### EXERCISE A
In the data block's rows, take the lines starting at the one that contains "bar-value-label-4: 8% [1027, 452, 1062, 479]" and ending with the one that contains "category-label-line: FACILITAN EL", and give them as a JSON list of strings, one string per line with blank lines omitted.

### SOURCE EXTRACT
** begin **
- Flag of the Dominican Republic
- IOC code: DOM
- NOC: Dominican Republic Olympic Committee
- Website: www.colimdo.org (in Spanish)

in Rio de Janeiro
- Competitors: 29 in 11 sports
- Flag bearer: Luguelín Santos
- Medals Ranked 78th: Gold 0 Silver 0 Bronze 1 Total 1

Summer Olympics appearances (overview)
- 1964; 1968; 1972; 1976; 1980; 1984; 1988; 1992; 1996; 2000; 2004; 2008; 2012; 2016; 2020; 2024;

= Dominican Republic at the 2016 Summer Olympics =

Dominican Republic competed at the 2016 Summer Olympics in Rio de Janeiro, Brazil, from 5 to 21 August 2016. This was the nation's fourteenth consecutive appearance at the Summer Olympics.

The Dominican Republic Olympic Committee (Comité Olímpico Dominicano, COD) sent a team of 29 athletes, 21 men and 8 women, to compete in eleven different sports at the Games. The nation's full roster was smaller by six athletes than in London 2012, and also featured its highest number of male participants in Olympic history since 1992. Among the sports represented by the nation's athletes, Dominican Republic made its Olympic debut in archery, road cycling, equestrian, and tennis.
** end **
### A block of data
** begin **
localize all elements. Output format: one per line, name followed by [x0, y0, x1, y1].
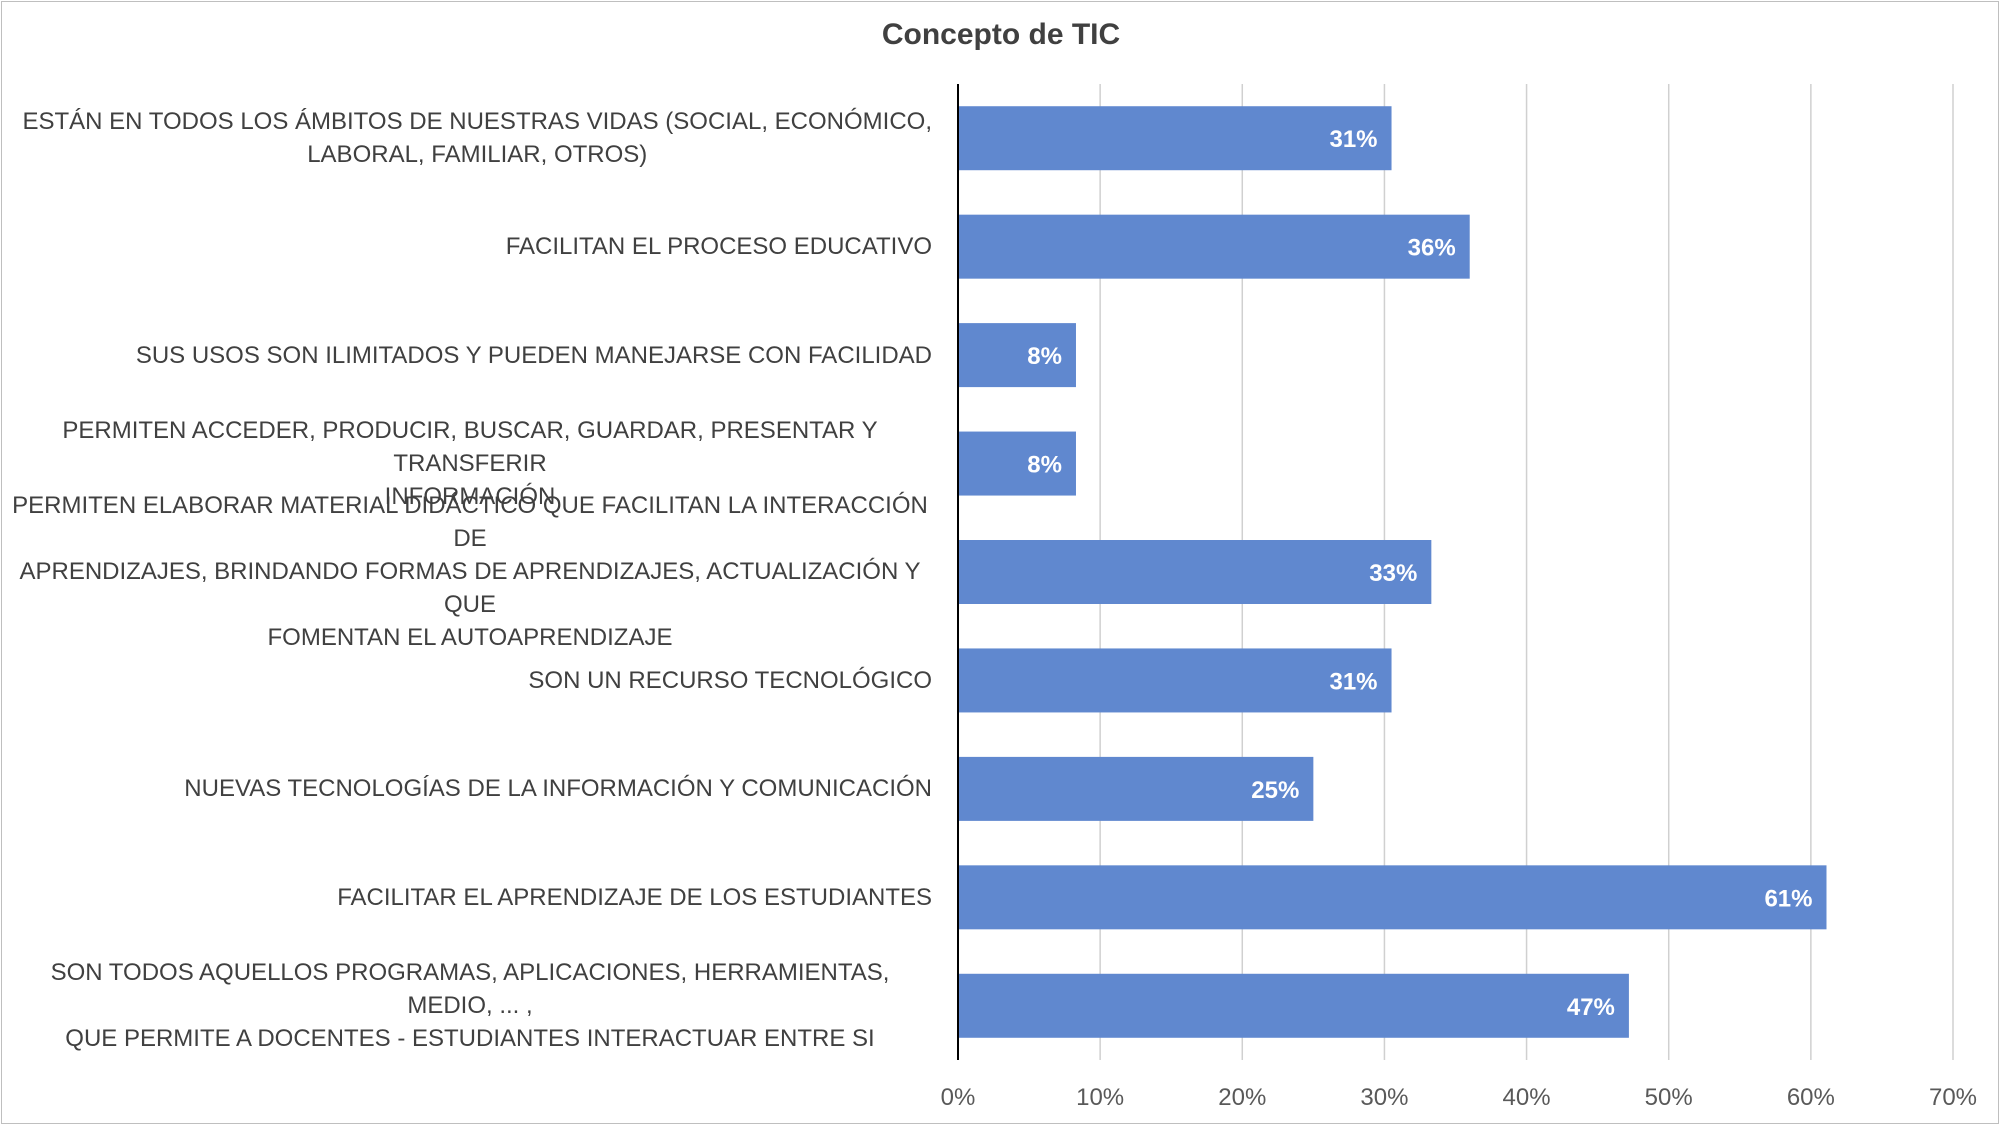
bar-value-label-4: 8% [1027, 452, 1062, 479]
bar-6 [958, 648, 1392, 713]
bar-value-label-5: 33% [1369, 560, 1417, 587]
bar-value-label-9: 47% [1567, 994, 1615, 1021]
bar-value-label-3: 8% [1027, 343, 1062, 370]
x-tick-label-5: 50% [1644, 1084, 1693, 1111]
bar-value-label-8: 61% [1764, 885, 1812, 912]
x-tick-label-4: 40% [1502, 1084, 1551, 1111]
x-tick-label-3: 30% [1360, 1084, 1409, 1111]
category-label-line: FOMENTAN EL AUTOAPRENDIZAJE [267, 624, 673, 652]
category-label-7: NUEVAS TECNOLOGÍAS DE LA INFORMACIÓN Y C… [8, 735, 932, 843]
category-label-line: FACILITAN EL PROCESO EDUCATIVO [505, 233, 932, 261]
chart-title: Concepto de TIC [881, 18, 1121, 51]
category-label-line: NUEVAS TECNOLOGÍAS DE LA INFORMACIÓN Y C… [184, 775, 932, 803]
category-label-line: INFORMACIÓN [384, 483, 556, 511]
category-label-3: SUS USOS SON ILIMITADOS Y PUEDEN MANEJAR… [8, 301, 932, 409]
bar-5 [958, 540, 1432, 604]
category-label-line: SON UN RECURSO TECNOLÓGICO [528, 666, 932, 694]
x-tick-label-6: 60% [1786, 1084, 1835, 1111]
x-tick-label-0: 0% [940, 1084, 976, 1111]
bar-value-label-1: 31% [1329, 126, 1377, 153]
category-label-line: FACILITAR EL APRENDIZAJE DE LOS ESTUDIAN… [337, 883, 932, 911]
bar-3 [958, 323, 1076, 388]
category-label-line: SON TODOS AQUELLOS PROGRAMAS, APLICACION… [50, 959, 890, 1020]
bar-value-label-7: 25% [1251, 777, 1299, 804]
x-tick-label-2: 20% [1218, 1084, 1267, 1111]
bar-value-label-6: 31% [1329, 668, 1377, 695]
x-tick-label-7: 70% [1928, 1084, 1978, 1111]
category-label-line: SUS USOS SON ILIMITADOS Y PUEDEN MANEJAR… [135, 341, 932, 369]
category-label-line: QUE PERMITE A DOCENTES - ESTUDIANTES INT… [65, 1025, 875, 1053]
bar-9 [958, 973, 1629, 1038]
category-label-8: FACILITAR EL APRENDIZAJE DE LOS ESTUDIAN… [8, 843, 932, 951]
x-tick-label-1: 10% [1076, 1084, 1125, 1111]
category-label-line: PERMITEN ELABORAR MATERIAL DIDÁCTICO QUE… [12, 492, 928, 553]
category-label-9: SON TODOS AQUELLOS PROGRAMAS, APLICACION… [8, 952, 932, 1060]
category-label-line: LABORAL, FAMILIAR, OTROS) [307, 141, 648, 169]
category-label-6: SON UN RECURSO TECNOLÓGICO [8, 626, 932, 734]
category-label-line: PERMITEN ACCEDER, PRODUCIR, BUSCAR, GUAR… [62, 417, 878, 478]
category-label-2: FACILITAN EL PROCESO EDUCATIVO [8, 192, 932, 300]
bar-4 [958, 431, 1076, 496]
category-label-line: ESTÁN EN TODOS LOS ÁMBITOS DE NUESTRAS V… [22, 108, 932, 136]
bar-8 [958, 865, 1827, 930]
bar-2 [958, 214, 1470, 279]
bar-7 [958, 756, 1314, 821]
category-label-5: PERMITEN ELABORAR MATERIAL DIDÁCTICO QUE… [8, 492, 932, 651]
bar-value-label-2: 36% [1408, 235, 1456, 262]
bar-1 [958, 106, 1392, 171]
category-label-4: PERMITEN ACCEDER, PRODUCIR, BUSCAR, GUAR… [8, 409, 932, 517]
category-label-1: ESTÁN EN TODOS LOS ÁMBITOS DE NUESTRAS V… [8, 84, 932, 192]
category-label-line: APRENDIZAJES, BRINDANDO FORMAS DE APREND… [19, 558, 921, 619]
** end **
### EXERCISE B
Extend the article on the Dominican Republic at the 2016 Summer Olympics past its final sentence.

### FINAL ANSWER A
[
  "bar-value-label-4: 8% [1027, 452, 1062, 479]",
  "bar-6 [958, 648, 1392, 713]",
  "bar-value-label-5: 33% [1369, 560, 1417, 587]",
  "bar-value-label-9: 47% [1567, 994, 1615, 1021]",
  "bar-value-label-3: 8% [1027, 343, 1062, 370]",
  "x-tick-label-5: 50% [1644, 1084, 1693, 1111]",
  "bar-value-label-8: 61% [1764, 885, 1812, 912]",
  "x-tick-label-4: 40% [1502, 1084, 1551, 1111]",
  "x-tick-label-3: 30% [1360, 1084, 1409, 1111]",
  "category-label-line: FOMENTAN EL AUTOAPRENDIZAJE [267, 624, 673, 652]",
  "category-label-7: NUEVAS TECNOLOGÍAS DE LA INFORMACIÓN Y C… [8, 735, 932, 843]",
  "category-label-line: FACILITAN EL PROCESO EDUCATIVO [505, 233, 932, 261]"
]

### FINAL ANSWER B
Seven athletes from the Dominican Republic previously competed in London at the 2012 Olympics, including weightlifters Beatriz Pirón and Yuderqui Contreras, American-based freestyle swimmer Dorian McMenemy, and sprinter and former Youth Olympian Luguelín Santos, who earned a silver in the men's 400 metres. The lone returning medalist from the previous Games, Santos was selected to lead the Dominican Republic delegation as the flag bearer in the opening ceremony.

Dominican Republic left Rio de Janeiro with only a bronze medal, won by taekwondo fighter Luisito Pie in the men's flyweight category (58 kg). Several of the nation's athletes narrowly missed out of the podium in their respective sporting events, including Pirón (fourth, women's 48 kg), Contreras (sixth, women's 58 kg), fellow weightlifter Luis García (eighth, men's 56 kg), and half-lightweight judoka Wander Mateo (seventh, men's 66 kg).

==Medalists==

| Medal | Name | Sport | Event | Date |
|---|---|---|---|---|
| Bronze | Luisito Pie | Taekwondo | Men's 58 kg | 17 August |

==Archery==

One archer from the Dominican Republic has qualified for the women's individual recurve at the Olympics by securing one of three available Olympic spots at the Pan American Qualification Tournament in Medellín, Colombia.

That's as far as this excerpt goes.